## Stored entries
□ □ □ □ □

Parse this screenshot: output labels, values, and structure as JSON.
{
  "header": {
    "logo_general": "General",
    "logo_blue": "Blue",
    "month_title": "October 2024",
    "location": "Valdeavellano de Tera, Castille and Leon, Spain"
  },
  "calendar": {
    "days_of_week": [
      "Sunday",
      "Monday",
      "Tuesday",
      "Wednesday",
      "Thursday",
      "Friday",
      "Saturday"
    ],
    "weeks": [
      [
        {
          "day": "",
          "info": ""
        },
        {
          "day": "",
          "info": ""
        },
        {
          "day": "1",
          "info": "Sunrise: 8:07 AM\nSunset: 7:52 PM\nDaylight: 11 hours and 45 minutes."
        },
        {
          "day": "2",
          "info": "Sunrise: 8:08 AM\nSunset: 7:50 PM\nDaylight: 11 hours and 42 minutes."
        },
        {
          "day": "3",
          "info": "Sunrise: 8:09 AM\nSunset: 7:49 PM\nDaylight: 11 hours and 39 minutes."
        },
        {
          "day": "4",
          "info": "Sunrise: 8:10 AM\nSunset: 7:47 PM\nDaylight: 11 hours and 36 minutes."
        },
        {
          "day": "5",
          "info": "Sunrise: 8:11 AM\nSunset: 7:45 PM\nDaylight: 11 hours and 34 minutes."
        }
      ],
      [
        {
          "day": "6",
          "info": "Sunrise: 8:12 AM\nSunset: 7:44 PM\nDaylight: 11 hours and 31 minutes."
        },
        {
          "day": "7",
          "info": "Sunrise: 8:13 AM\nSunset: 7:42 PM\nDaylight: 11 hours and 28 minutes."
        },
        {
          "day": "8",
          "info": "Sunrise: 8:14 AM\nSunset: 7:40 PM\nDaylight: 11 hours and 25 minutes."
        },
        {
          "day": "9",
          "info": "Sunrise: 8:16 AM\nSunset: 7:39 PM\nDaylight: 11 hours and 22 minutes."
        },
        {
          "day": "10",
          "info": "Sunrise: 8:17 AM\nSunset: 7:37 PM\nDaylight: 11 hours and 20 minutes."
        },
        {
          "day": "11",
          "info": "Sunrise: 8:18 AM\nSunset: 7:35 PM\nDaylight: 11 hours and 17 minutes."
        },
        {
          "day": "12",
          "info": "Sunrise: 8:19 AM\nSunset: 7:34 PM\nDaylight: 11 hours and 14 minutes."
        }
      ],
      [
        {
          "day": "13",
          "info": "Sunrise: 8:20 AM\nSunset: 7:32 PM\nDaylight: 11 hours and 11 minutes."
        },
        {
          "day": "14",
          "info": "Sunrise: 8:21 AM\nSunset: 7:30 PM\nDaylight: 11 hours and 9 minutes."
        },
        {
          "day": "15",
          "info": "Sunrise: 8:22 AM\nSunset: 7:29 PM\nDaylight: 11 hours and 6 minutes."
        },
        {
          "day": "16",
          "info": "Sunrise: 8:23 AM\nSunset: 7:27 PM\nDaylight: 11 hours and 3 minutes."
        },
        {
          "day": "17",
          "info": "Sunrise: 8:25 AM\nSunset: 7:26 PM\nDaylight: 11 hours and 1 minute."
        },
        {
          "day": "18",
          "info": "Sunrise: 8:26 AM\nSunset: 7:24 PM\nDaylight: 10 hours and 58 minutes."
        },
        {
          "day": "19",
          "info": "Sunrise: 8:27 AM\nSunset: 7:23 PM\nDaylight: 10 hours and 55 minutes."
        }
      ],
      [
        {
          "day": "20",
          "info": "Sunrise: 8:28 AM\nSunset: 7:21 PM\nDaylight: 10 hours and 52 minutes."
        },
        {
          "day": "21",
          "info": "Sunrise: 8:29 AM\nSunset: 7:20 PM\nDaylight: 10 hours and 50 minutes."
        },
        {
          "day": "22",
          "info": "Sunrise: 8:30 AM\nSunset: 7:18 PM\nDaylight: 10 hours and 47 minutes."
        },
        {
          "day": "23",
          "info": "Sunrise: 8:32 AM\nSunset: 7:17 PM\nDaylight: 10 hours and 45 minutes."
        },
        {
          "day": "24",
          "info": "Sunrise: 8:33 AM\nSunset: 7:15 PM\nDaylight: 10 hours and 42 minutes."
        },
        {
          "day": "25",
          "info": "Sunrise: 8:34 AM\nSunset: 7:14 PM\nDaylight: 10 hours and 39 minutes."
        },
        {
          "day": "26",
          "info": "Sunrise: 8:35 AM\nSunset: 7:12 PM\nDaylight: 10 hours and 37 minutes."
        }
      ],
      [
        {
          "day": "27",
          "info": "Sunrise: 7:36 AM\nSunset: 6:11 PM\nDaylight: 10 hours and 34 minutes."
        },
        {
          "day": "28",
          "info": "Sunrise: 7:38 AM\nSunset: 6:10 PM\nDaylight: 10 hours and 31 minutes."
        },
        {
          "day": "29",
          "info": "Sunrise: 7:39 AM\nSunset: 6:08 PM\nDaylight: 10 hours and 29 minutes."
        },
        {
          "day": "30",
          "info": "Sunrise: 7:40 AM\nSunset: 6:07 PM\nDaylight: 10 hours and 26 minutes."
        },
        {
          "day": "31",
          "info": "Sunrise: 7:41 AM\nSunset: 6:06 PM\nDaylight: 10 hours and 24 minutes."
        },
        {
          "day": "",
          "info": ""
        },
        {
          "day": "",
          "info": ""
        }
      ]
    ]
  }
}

□ □ □ □ □

## What the exercise asks
Restate the listing above word for word.

## Output for this exercise
Parse this screenshot: output labels, values, and structure as JSON.
{
  "header": {
    "logo_general": "General",
    "logo_blue": "Blue",
    "month_title": "October 2024",
    "location": "Valdeavellano de Tera, Castille and Leon, Spain"
  },
  "calendar": {
    "days_of_week": [
      "Sunday",
      "Monday",
      "Tuesday",
      "Wednesday",
      "Thursday",
      "Friday",
      "Saturday"
    ],
    "weeks": [
      [
        {
          "day": "",
          "info": ""
        },
        {
          "day": "",
          "info": ""
        },
        {
          "day": "1",
          "info": "Sunrise: 8:07 AM\nSunset: 7:52 PM\nDaylight: 11 hours and 45 minutes."
        },
        {
          "day": "2",
          "info": "Sunrise: 8:08 AM\nSunset: 7:50 PM\nDaylight: 11 hours and 42 minutes."
        },
        {
          "day": "3",
          "info": "Sunrise: 8:09 AM\nSunset: 7:49 PM\nDaylight: 11 hours and 39 minutes."
        },
        {
          "day": "4",
          "info": "Sunrise: 8:10 AM\nSunset: 7:47 PM\nDaylight: 11 hours and 36 minutes."
        },
        {
          "day": "5",
          "info": "Sunrise: 8:11 AM\nSunset: 7:45 PM\nDaylight: 11 hours and 34 minutes."
        }
      ],
      [
        {
          "day": "6",
          "info": "Sunrise: 8:12 AM\nSunset: 7:44 PM\nDaylight: 11 hours and 31 minutes."
        },
        {
          "day": "7",
          "info": "Sunrise: 8:13 AM\nSunset: 7:42 PM\nDaylight: 11 hours and 28 minutes."
        },
        {
          "day": "8",
          "info": "Sunrise: 8:14 AM\nSunset: 7:40 PM\nDaylight: 11 hours and 25 minutes."
        },
        {
          "day": "9",
          "info": "Sunrise: 8:16 AM\nSunset: 7:39 PM\nDaylight: 11 hours and 22 minutes."
        },
        {
          "day": "10",
          "info": "Sunrise: 8:17 AM\nSunset: 7:37 PM\nDaylight: 11 hours and 20 minutes."
        },
        {
          "day": "11",
          "info": "Sunrise: 8:18 AM\nSunset: 7:35 PM\nDaylight: 11 hours and 17 minutes."
        },
        {
          "day": "12",
          "info": "Sunrise: 8:19 AM\nSunset: 7:34 PM\nDaylight: 11 hours and 14 minutes."
        }
      ],
      [
        {
          "day": "13",
          "info": "Sunrise: 8:20 AM\nSunset: 7:32 PM\nDaylight: 11 hours and 11 minutes."
        },
        {
          "day": "14",
          "info": "Sunrise: 8:21 AM\nSunset: 7:30 PM\nDaylight: 11 hours and 9 minutes."
        },
        {
          "day": "15",
          "info": "Sunrise: 8:22 AM\nSunset: 7:29 PM\nDaylight: 11 hours and 6 minutes."
        },
        {
          "day": "16",
          "info": "Sunrise: 8:23 AM\nSunset: 7:27 PM\nDaylight: 11 hours and 3 minutes."
        },
        {
          "day": "17",
          "info": "Sunrise: 8:25 AM\nSunset: 7:26 PM\nDaylight: 11 hours and 1 minute."
        },
        {
          "day": "18",
          "info": "Sunrise: 8:26 AM\nSunset: 7:24 PM\nDaylight: 10 hours and 58 minutes."
        },
        {
          "day": "19",
          "info": "Sunrise: 8:27 AM\nSunset: 7:23 PM\nDaylight: 10 hours and 55 minutes."
        }
      ],
      [
        {
          "day": "20",
          "info": "Sunrise: 8:28 AM\nSunset: 7:21 PM\nDaylight: 10 hours and 52 minutes."
        },
        {
          "day": "21",
          "info": "Sunrise: 8:29 AM\nSunset: 7:20 PM\nDaylight: 10 hours and 50 minutes."
        },
        {
          "day": "22",
          "info": "Sunrise: 8:30 AM\nSunset: 7:18 PM\nDaylight: 10 hours and 47 minutes."
        },
        {
          "day": "23",
          "info": "Sunrise: 8:32 AM\nSunset: 7:17 PM\nDaylight: 10 hours and 45 minutes."
        },
        {
          "day": "24",
          "info": "Sunrise: 8:33 AM\nSunset: 7:15 PM\nDaylight: 10 hours and 42 minutes."
        },
        {
          "day": "25",
          "info": "Sunrise: 8:34 AM\nSunset: 7:14 PM\nDaylight: 10 hours and 39 minutes."
        },
        {
          "day": "26",
          "info": "Sunrise: 8:35 AM\nSunset: 7:12 PM\nDaylight: 10 hours and 37 minutes."
        }
      ],
      [
        {
          "day": "27",
          "info": "Sunrise: 7:36 AM\nSunset: 6:11 PM\nDaylight: 10 hours and 34 minutes."
        },
        {
          "day": "28",
          "info": "Sunrise: 7:38 AM\nSunset: 6:10 PM\nDaylight: 10 hours and 31 minutes."
        },
        {
          "day": "29",
          "info": "Sunrise: 7:39 AM\nSunset: 6:08 PM\nDaylight: 10 hours and 29 minutes."
        },
        {
          "day": "30",
          "info": "Sunrise: 7:40 AM\nSunset: 6:07 PM\nDaylight: 10 hours and 26 minutes."
        },
        {
          "day": "31",
          "info": "Sunrise: 7:41 AM\nSunset: 6:06 PM\nDaylight: 10 hours and 24 minutes."
        },
        {
          "day": "",
          "info": ""
        },
        {
          "day": "",
          "info": ""
        }
      ]
    ]
  }
}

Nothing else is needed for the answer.